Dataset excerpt
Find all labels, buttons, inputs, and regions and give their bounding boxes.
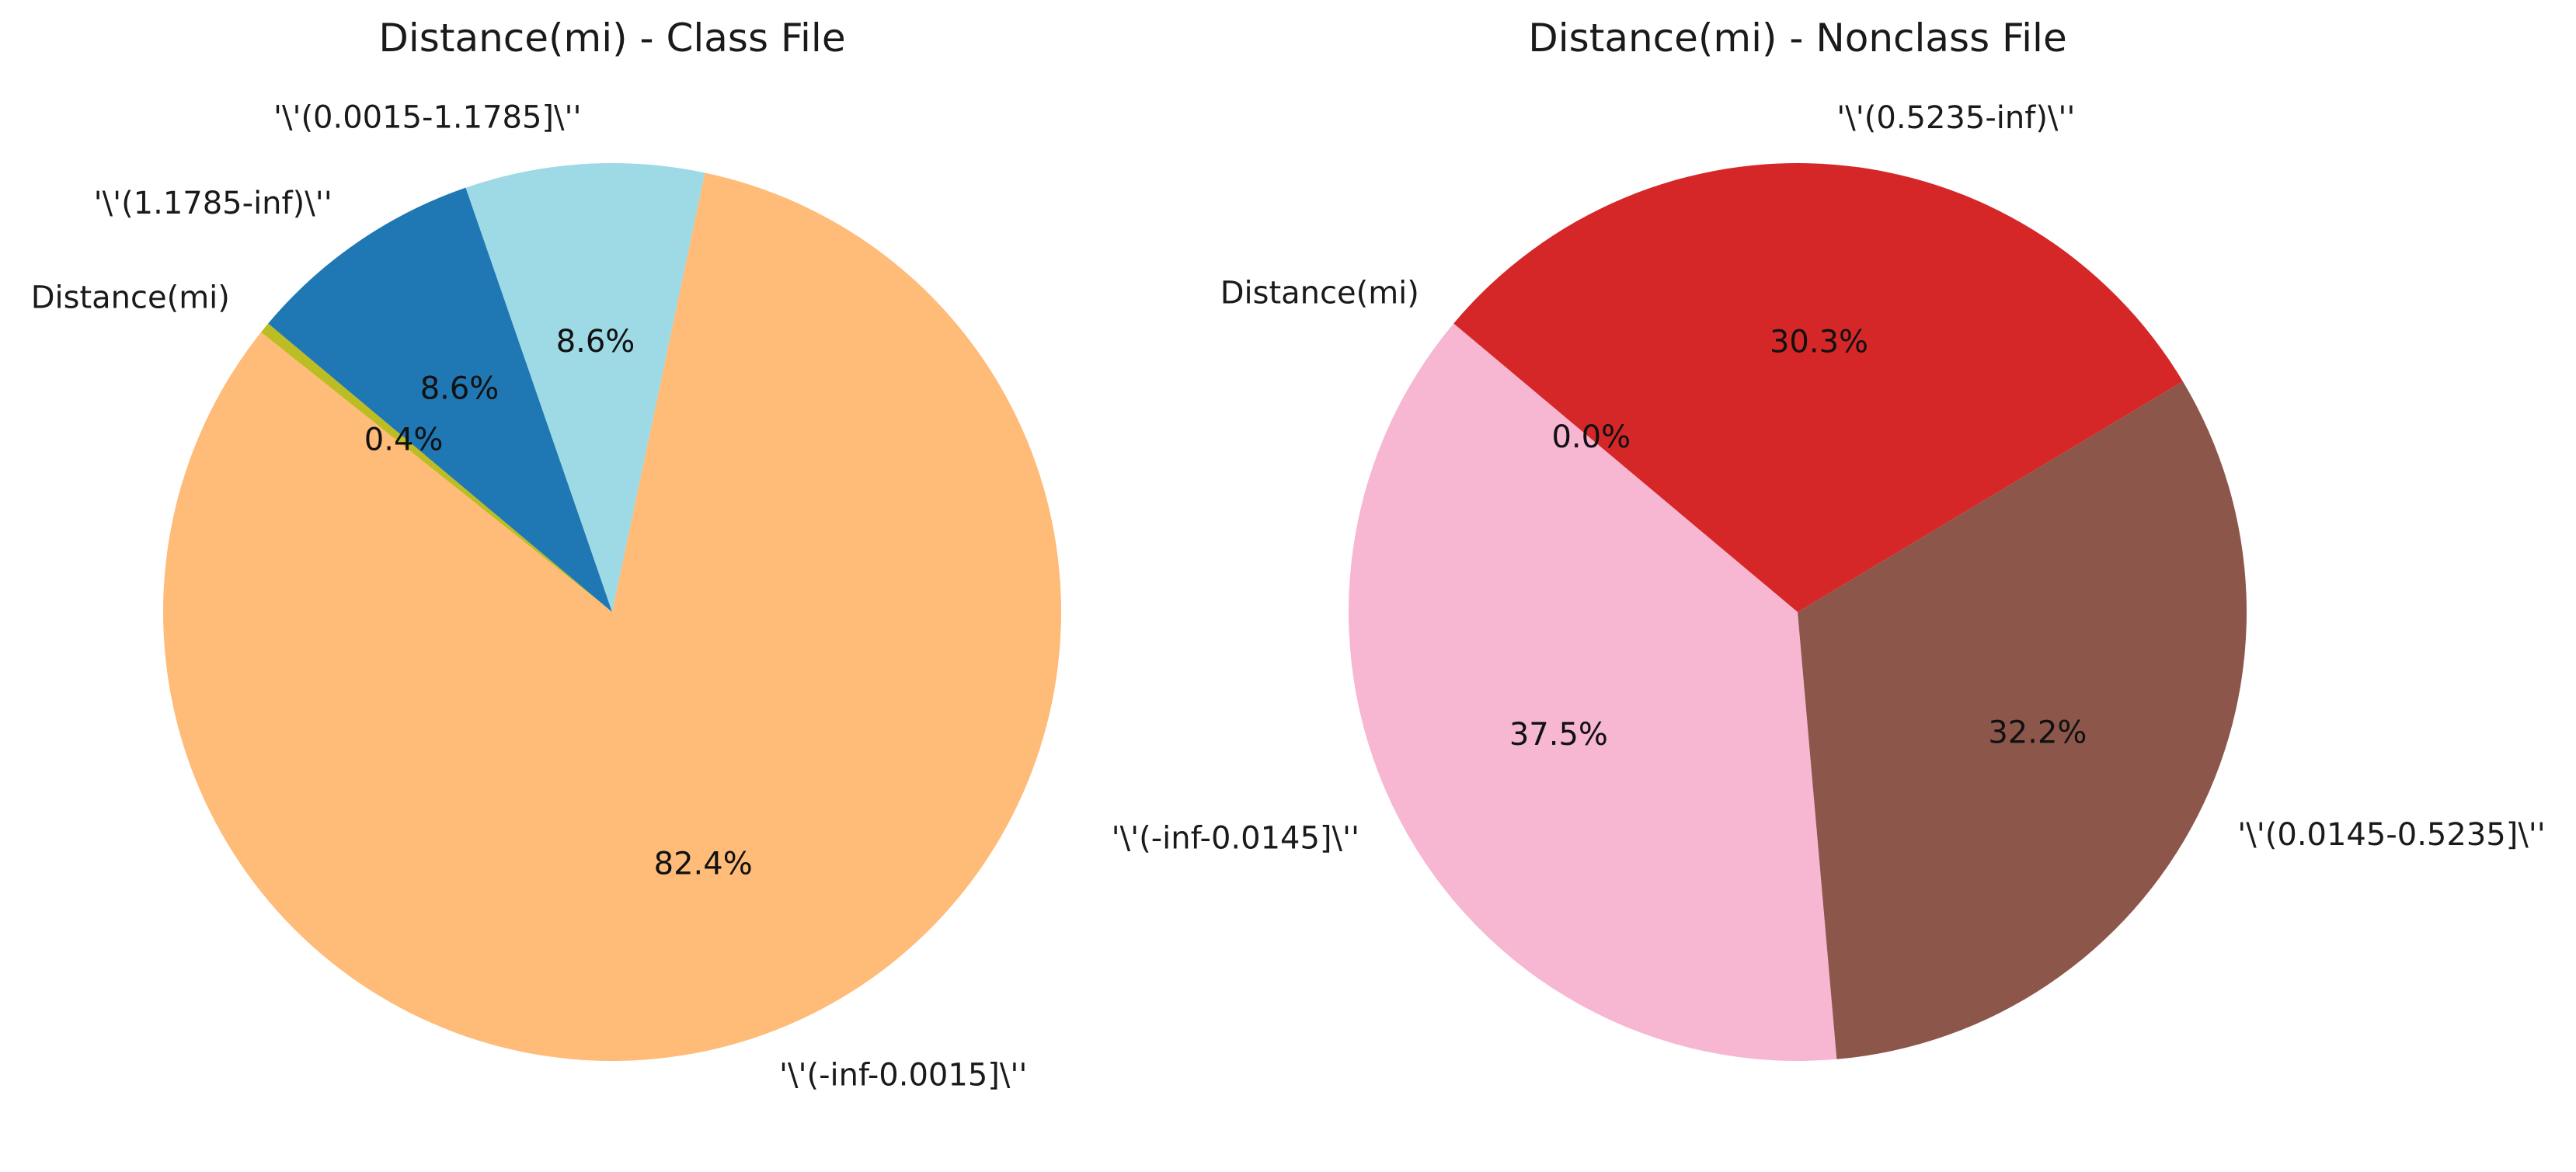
nonclass-file-inf-0-0145-slice: [1349, 323, 1837, 1061]
class-file-chart-title: Distance(mi) - Class File: [378, 16, 845, 61]
nonclass-file-0-5235-inf-slice: [1453, 163, 2183, 613]
class-file-inf-0-0015-percent: 82.4%: [654, 846, 753, 882]
nonclass-file-inf-0-0145-percent: 37.5%: [1509, 717, 1608, 753]
class-file-distance-mi-percent: 0.4%: [364, 422, 444, 457]
class-file-1-1785-inf-percent: 8.6%: [420, 370, 500, 406]
class-file-pie-chart: Distance(mi) - Class File Distance(mi) '\…: [31, 16, 1062, 1093]
nonclass-file-distance-mi-percent: 0.0%: [1551, 419, 1631, 455]
nonclass-file-slice-labels: Distance(mi) '\'(-inf-0.0145]\'' '\'(0.014…: [1112, 100, 2546, 856]
class-file-slice-labels: Distance(mi) '\'(-inf-0.0015]\'' '\'(0.001…: [31, 99, 1028, 1093]
class-file-distance-mi-label: Distance(mi): [31, 280, 230, 316]
nonclass-file-0-0145-0-5235-label: '\'(0.0145-0.5235]\'': [2237, 817, 2546, 853]
nonclass-file-percent-labels: 0.0% 37.5% 32.2% 30.3%: [1509, 324, 2087, 753]
class-file-0-0015-1-1785-slice: [465, 162, 705, 613]
nonclass-file-0-0145-0-5235-slice: [1798, 381, 2247, 1059]
nonclass-file-distance-mi-label: Distance(mi): [1220, 275, 1419, 311]
class-file-percent-labels: 0.4% 82.4% 8.6% 8.6%: [364, 324, 753, 882]
nonclass-file-0-5235-inf-label: '\'(0.5235-inf)\'': [1836, 100, 2075, 136]
class-file-distance-mi-slice: [261, 323, 612, 612]
nonclass-file-0-5235-inf-percent: 30.3%: [1770, 324, 1868, 360]
class-file-inf-0-0015-label: '\'(-inf-0.0015]\'': [779, 1057, 1027, 1093]
class-file-1-1785-inf-slice: [268, 187, 612, 612]
class-file-inf-0-0015-slice: [163, 172, 1062, 1061]
class-file-0-0015-1-1785-percent: 8.6%: [556, 324, 635, 360]
nonclass-file-0-0145-0-5235-percent: 32.2%: [1988, 715, 2087, 751]
class-file-slices: [163, 162, 1062, 1061]
nonclass-file-inf-0-0145-label: '\'(-inf-0.0145]\'': [1112, 821, 1359, 857]
nonclass-file-chart-title: Distance(mi) - Nonclass File: [1528, 16, 2066, 61]
nonclass-file-slices: [1349, 163, 2247, 1061]
nonclass-file-pie-chart: Distance(mi) - Nonclass File Distance(mi…: [1112, 16, 2546, 1061]
class-file-1-1785-inf-label: '\'(1.1785-inf)\'': [94, 186, 332, 221]
class-file-0-0015-1-1785-label: '\'(0.0015-1.1785]\'': [273, 99, 582, 135]
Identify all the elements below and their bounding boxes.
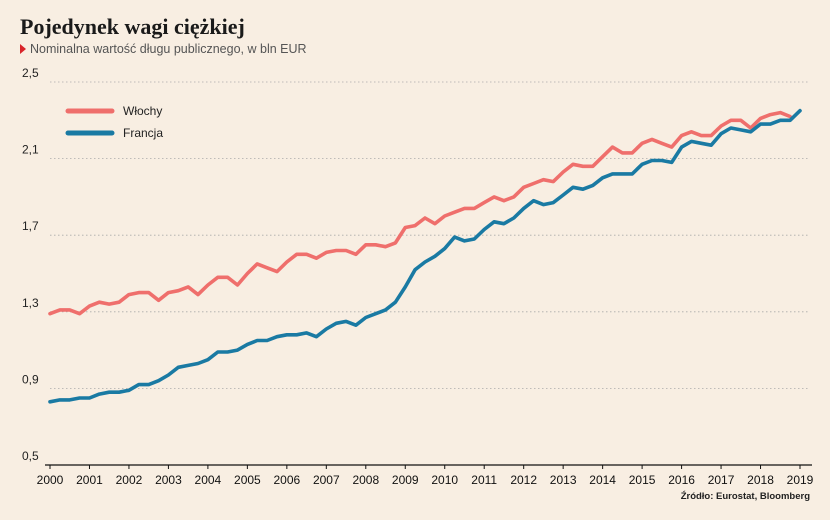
legend-label: Włochy [123, 104, 162, 118]
chart-title: Pojedynek wagi ciężkiej [20, 14, 245, 39]
x-tick-label: 2015 [629, 473, 656, 487]
x-tick-label: 2003 [155, 473, 182, 487]
x-tick-label: 2012 [510, 473, 537, 487]
x-tick-label: 2004 [195, 473, 222, 487]
series-line-wlochy [48, 110, 792, 316]
legend-layer: Włochy Francja [65, 104, 163, 140]
axis-layer: 0,5 0,9 1,3 1,7 2,1 2,5 2000 2001 2002 2003 2004 20… [22, 66, 814, 487]
x-tick-label: 2005 [234, 473, 261, 487]
bullet-triangle-icon [20, 44, 26, 54]
series-layer [48, 108, 802, 404]
x-tick-label: 2017 [708, 473, 735, 487]
chart-subtitle: Nominalna wartość długu publicznego, w b… [20, 42, 307, 56]
x-tick-label: 2016 [668, 473, 695, 487]
x-tick-label: 2000 [37, 473, 64, 487]
grid-layer [50, 81, 810, 389]
source-note: Źródło: Eurostat, Bloomberg [680, 491, 810, 502]
x-tick-label: 2013 [550, 473, 577, 487]
y-tick-label: 0,9 [22, 372, 39, 386]
x-tick-label: 2002 [116, 473, 143, 487]
x-tick-label: 2009 [392, 473, 419, 487]
y-tick-label: 2,1 [22, 143, 39, 157]
x-tick-label: 2014 [589, 473, 616, 487]
legend-label: Francja [123, 126, 163, 140]
y-tick-label: 2,5 [22, 66, 39, 80]
x-tick-label: 2008 [352, 473, 379, 487]
x-tick-label: 2018 [747, 473, 774, 487]
y-tick-label: 1,3 [22, 296, 39, 310]
x-tick-label: 2010 [431, 473, 458, 487]
chart-subtitle-text: Nominalna wartość długu publicznego, w b… [30, 42, 307, 56]
x-tick-label: 2007 [313, 473, 340, 487]
series-line-francja [48, 108, 802, 404]
x-tick-label: 2019 [787, 473, 814, 487]
x-tick-label: 2011 [471, 473, 497, 487]
y-tick-label: 1,7 [22, 219, 39, 233]
y-tick-label: 0,5 [22, 449, 39, 463]
x-tick-label: 2001 [76, 473, 103, 487]
x-tick-label: 2006 [273, 473, 300, 487]
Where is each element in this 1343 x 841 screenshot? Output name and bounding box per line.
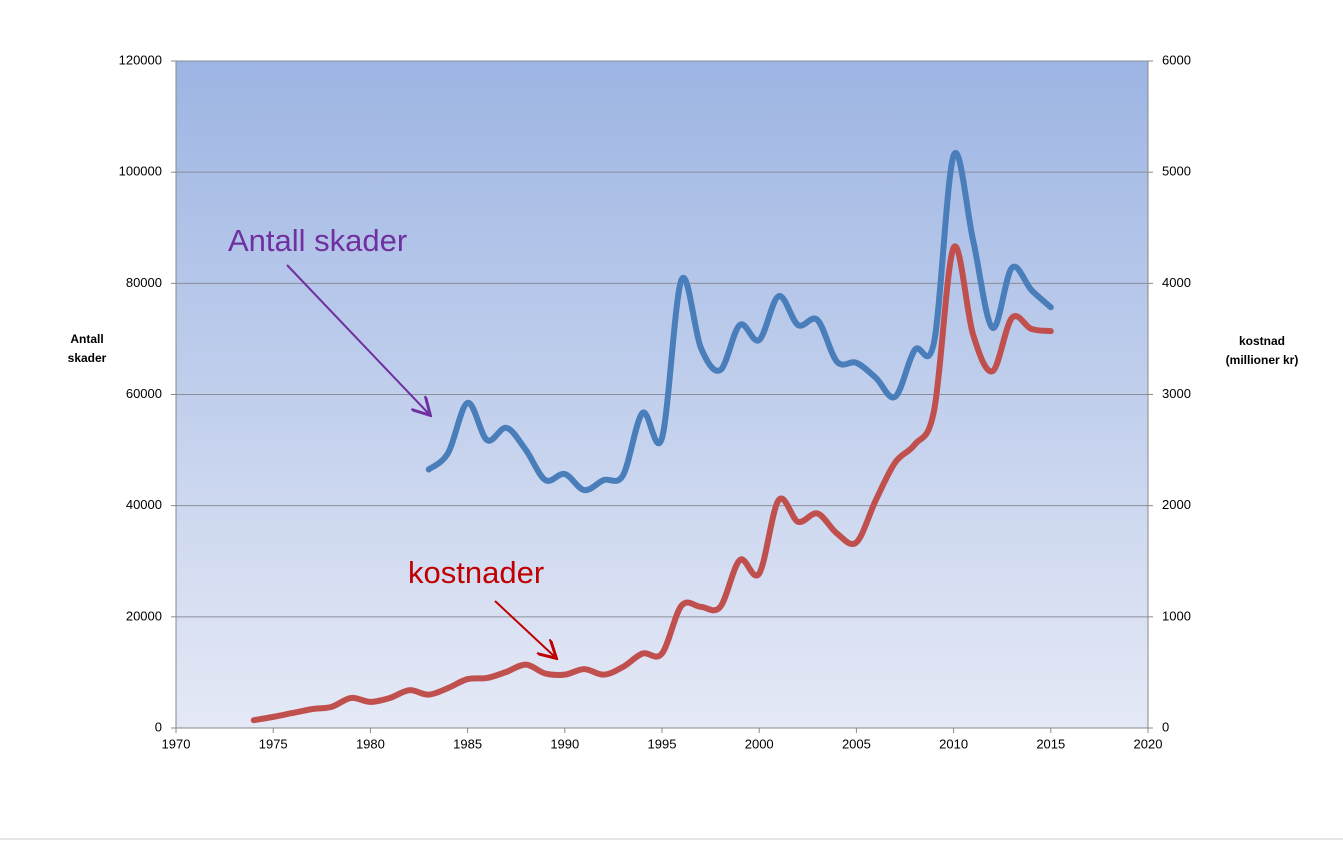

--- Your instructions ---
Quote the material word for word, beginning with the line that contains "legend-label: Włochy [123, 104, 162, 118]" and continuing through the final line of the material, with both of these lines included. Omit the pictures.

--- Finished exercise ---
legend-label: Włochy [123, 104, 162, 118]
chart-title: Pojedynek wagi ciężkiej [20, 14, 245, 39]
x-tick-label: 2015 [629, 473, 656, 487]
x-tick-label: 2003 [155, 473, 182, 487]
x-tick-label: 2012 [510, 473, 537, 487]
x-tick-label: 2004 [195, 473, 222, 487]
series-line-wlochy [48, 110, 792, 316]
legend-layer: Włochy Francja [65, 104, 163, 140]
axis-layer: 0,5 0,9 1,3 1,7 2,1 2,5 2000 2001 2002 2003 2004 20… [22, 66, 814, 487]
x-tick-label: 2005 [234, 473, 261, 487]
bullet-triangle-icon [20, 44, 26, 54]
series-layer [48, 108, 802, 404]
x-tick-label: 2017 [708, 473, 735, 487]
chart-subtitle: Nominalna wartość długu publicznego, w b… [20, 42, 307, 56]
x-tick-label: 2016 [668, 473, 695, 487]
x-tick-label: 2000 [37, 473, 64, 487]
grid-layer [50, 81, 810, 389]
source-note: Źródło: Eurostat, Bloomberg [680, 491, 810, 502]
x-tick-label: 2013 [550, 473, 577, 487]
y-tick-label: 0,9 [22, 372, 39, 386]
x-tick-label: 2002 [116, 473, 143, 487]
x-tick-label: 2009 [392, 473, 419, 487]
y-tick-label: 2,1 [22, 143, 39, 157]
x-tick-label: 2014 [589, 473, 616, 487]
legend-label: Francja [123, 126, 163, 140]
y-tick-label: 2,5 [22, 66, 39, 80]
x-tick-label: 2008 [352, 473, 379, 487]
x-tick-label: 2018 [747, 473, 774, 487]
y-tick-label: 1,3 [22, 296, 39, 310]
x-tick-label: 2010 [431, 473, 458, 487]
chart-subtitle-text: Nominalna wartość długu publicznego, w b… [30, 42, 307, 56]
x-tick-label: 2007 [313, 473, 340, 487]
series-line-francja [48, 108, 802, 404]
x-tick-label: 2019 [787, 473, 814, 487]
x-tick-label: 2011 [471, 473, 497, 487]
y-tick-label: 1,7 [22, 219, 39, 233]
y-tick-label: 0,5 [22, 449, 39, 463]
x-tick-label: 2001 [76, 473, 103, 487]
x-tick-label: 2006 [273, 473, 300, 487]
Where is each element in this 1343 x 841 screenshot? Output name and bounding box per line.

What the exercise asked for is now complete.